» **What the task requires**: Write out every entry exactly as it appears.

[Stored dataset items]
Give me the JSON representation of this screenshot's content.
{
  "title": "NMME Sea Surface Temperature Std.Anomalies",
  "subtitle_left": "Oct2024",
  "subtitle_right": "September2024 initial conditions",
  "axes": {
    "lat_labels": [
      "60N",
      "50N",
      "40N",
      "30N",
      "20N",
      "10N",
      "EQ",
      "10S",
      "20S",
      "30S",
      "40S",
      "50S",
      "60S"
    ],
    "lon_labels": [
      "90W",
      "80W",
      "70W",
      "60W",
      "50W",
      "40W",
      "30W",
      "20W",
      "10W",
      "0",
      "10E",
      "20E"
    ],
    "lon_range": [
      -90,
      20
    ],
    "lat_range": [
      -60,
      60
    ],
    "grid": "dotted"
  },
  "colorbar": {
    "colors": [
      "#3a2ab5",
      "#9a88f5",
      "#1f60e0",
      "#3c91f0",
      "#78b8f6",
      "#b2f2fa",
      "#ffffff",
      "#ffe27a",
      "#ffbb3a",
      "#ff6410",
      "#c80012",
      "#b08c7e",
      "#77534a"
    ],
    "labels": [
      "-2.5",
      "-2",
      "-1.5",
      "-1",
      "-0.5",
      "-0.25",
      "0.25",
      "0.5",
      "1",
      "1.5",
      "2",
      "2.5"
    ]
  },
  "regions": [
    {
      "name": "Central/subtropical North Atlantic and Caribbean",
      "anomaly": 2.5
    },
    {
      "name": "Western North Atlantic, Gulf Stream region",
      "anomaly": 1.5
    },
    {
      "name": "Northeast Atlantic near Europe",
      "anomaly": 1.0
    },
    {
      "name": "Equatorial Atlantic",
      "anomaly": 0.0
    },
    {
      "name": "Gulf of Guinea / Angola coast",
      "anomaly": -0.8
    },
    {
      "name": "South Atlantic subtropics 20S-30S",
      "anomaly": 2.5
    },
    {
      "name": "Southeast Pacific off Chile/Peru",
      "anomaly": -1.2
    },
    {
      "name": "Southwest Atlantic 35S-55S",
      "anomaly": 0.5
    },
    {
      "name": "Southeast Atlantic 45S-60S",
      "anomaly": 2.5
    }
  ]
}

» **Worked answer**:
Give me the JSON representation of this screenshot's content.
{
  "title": "NMME Sea Surface Temperature Std.Anomalies",
  "subtitle_left": "Oct2024",
  "subtitle_right": "September2024 initial conditions",
  "axes": {
    "lat_labels": [
      "60N",
      "50N",
      "40N",
      "30N",
      "20N",
      "10N",
      "EQ",
      "10S",
      "20S",
      "30S",
      "40S",
      "50S",
      "60S"
    ],
    "lon_labels": [
      "90W",
      "80W",
      "70W",
      "60W",
      "50W",
      "40W",
      "30W",
      "20W",
      "10W",
      "0",
      "10E",
      "20E"
    ],
    "lon_range": [
      -90,
      20
    ],
    "lat_range": [
      -60,
      60
    ],
    "grid": "dotted"
  },
  "colorbar": {
    "colors": [
      "#3a2ab5",
      "#9a88f5",
      "#1f60e0",
      "#3c91f0",
      "#78b8f6",
      "#b2f2fa",
      "#ffffff",
      "#ffe27a",
      "#ffbb3a",
      "#ff6410",
      "#c80012",
      "#b08c7e",
      "#77534a"
    ],
    "labels": [
      "-2.5",
      "-2",
      "-1.5",
      "-1",
      "-0.5",
      "-0.25",
      "0.25",
      "0.5",
      "1",
      "1.5",
      "2",
      "2.5"
    ]
  },
  "regions": [
    {
      "name": "Central/subtropical North Atlantic and Caribbean",
      "anomaly": 2.5
    },
    {
      "name": "Western North Atlantic, Gulf Stream region",
      "anomaly": 1.5
    },
    {
      "name": "Northeast Atlantic near Europe",
      "anomaly": 1.0
    },
    {
      "name": "Equatorial Atlantic",
      "anomaly": 0.0
    },
    {
      "name": "Gulf of Guinea / Angola coast",
      "anomaly": -0.8
    },
    {
      "name": "South Atlantic subtropics 20S-30S",
      "anomaly": 2.5
    },
    {
      "name": "Southeast Pacific off Chile/Peru",
      "anomaly": -1.2
    },
    {
      "name": "Southwest Atlantic 35S-55S",
      "anomaly": 0.5
    },
    {
      "name": "Southeast Atlantic 45S-60S",
      "anomaly": 2.5
    }
  ]
}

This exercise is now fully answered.